REQUIRED WORK: Find the word "size" in the listing; pull out each line holding it.

DATA RECORDS:
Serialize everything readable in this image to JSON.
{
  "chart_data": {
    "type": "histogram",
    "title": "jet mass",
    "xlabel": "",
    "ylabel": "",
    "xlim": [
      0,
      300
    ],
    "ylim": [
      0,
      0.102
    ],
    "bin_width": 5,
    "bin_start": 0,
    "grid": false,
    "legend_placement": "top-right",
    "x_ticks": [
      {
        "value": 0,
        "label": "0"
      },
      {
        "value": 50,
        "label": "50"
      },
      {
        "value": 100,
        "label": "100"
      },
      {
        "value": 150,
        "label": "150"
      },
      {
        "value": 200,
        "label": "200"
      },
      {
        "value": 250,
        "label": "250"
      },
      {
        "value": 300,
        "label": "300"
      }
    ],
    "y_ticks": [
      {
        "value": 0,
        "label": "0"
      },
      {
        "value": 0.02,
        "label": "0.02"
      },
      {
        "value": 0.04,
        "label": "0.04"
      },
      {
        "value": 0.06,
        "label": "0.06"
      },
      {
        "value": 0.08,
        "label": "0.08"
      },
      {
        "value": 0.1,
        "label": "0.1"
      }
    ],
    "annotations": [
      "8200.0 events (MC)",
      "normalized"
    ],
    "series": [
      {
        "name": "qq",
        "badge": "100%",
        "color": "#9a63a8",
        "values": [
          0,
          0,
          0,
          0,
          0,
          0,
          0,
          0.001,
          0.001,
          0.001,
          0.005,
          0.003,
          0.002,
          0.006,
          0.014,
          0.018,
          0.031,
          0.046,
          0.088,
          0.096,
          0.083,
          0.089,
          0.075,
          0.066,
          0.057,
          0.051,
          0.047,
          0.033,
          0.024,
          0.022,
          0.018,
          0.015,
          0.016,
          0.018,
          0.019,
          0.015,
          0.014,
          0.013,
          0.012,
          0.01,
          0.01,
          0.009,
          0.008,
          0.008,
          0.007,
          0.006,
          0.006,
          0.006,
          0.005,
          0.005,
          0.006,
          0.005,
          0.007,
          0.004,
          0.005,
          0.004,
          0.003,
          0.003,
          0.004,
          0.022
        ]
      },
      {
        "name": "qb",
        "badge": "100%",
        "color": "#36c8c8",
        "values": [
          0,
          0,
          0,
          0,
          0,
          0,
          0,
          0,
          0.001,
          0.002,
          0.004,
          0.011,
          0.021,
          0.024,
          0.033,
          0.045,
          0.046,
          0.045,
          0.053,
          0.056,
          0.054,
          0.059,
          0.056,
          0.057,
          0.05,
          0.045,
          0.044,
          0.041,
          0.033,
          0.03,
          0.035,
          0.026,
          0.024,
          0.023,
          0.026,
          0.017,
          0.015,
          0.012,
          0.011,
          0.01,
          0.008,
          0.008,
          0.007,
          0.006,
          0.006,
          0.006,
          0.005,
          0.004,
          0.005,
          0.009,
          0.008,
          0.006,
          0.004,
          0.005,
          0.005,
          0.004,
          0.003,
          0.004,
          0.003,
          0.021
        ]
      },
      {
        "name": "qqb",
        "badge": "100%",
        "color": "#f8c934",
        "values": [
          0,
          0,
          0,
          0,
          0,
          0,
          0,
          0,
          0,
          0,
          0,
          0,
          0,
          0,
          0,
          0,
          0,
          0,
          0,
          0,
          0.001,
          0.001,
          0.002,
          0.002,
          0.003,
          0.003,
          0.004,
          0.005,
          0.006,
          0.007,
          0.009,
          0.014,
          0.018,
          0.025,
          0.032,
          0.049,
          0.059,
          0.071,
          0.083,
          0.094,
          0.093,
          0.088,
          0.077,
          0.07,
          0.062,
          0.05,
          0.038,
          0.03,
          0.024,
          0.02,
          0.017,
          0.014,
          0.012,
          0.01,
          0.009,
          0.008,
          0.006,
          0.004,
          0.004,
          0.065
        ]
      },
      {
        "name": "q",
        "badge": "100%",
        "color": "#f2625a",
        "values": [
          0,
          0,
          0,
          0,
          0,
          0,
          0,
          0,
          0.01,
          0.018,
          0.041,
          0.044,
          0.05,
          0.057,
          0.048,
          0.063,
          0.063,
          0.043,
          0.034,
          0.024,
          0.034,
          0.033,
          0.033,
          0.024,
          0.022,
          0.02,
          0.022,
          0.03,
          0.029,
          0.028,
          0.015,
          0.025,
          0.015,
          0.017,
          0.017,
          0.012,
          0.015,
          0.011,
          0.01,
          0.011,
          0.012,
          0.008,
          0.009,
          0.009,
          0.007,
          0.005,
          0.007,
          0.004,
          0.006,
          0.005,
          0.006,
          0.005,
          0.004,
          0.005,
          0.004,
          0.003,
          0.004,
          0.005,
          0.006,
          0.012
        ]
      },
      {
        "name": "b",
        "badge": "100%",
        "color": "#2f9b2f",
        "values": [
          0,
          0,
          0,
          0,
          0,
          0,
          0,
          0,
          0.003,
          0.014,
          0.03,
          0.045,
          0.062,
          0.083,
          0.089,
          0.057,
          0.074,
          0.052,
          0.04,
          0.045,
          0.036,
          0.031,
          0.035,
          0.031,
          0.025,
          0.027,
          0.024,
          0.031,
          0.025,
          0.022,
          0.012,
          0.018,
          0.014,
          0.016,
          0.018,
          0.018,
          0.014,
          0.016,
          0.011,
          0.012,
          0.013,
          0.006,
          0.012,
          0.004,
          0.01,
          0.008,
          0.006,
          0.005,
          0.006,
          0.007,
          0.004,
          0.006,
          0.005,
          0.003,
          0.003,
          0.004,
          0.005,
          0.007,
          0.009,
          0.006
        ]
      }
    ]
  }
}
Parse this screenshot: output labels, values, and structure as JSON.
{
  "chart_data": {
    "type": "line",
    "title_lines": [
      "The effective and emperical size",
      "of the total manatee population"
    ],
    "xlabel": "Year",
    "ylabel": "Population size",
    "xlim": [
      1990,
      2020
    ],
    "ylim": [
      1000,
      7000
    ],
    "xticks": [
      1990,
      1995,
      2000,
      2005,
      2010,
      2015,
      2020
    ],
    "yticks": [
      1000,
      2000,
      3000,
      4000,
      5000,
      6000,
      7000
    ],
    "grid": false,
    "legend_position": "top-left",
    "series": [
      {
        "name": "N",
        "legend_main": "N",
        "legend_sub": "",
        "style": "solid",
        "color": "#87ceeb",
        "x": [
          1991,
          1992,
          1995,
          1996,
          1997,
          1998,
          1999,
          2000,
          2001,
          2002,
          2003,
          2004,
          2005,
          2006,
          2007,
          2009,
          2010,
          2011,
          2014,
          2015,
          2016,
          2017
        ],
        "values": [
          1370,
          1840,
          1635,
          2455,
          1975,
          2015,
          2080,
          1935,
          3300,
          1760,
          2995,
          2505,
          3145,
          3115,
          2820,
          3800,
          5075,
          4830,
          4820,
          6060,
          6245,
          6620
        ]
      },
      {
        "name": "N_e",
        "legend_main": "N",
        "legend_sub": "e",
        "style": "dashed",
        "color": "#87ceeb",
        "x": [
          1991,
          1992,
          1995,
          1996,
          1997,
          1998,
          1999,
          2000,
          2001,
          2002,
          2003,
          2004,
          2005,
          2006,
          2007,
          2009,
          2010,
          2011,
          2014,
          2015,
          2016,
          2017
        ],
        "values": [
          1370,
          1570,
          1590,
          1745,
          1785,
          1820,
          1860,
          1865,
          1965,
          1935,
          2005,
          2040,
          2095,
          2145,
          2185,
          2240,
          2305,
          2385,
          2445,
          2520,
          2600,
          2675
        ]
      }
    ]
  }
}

EXERCISE RESULT:
      "The effective and emperical size",
    "ylabel": "Population size",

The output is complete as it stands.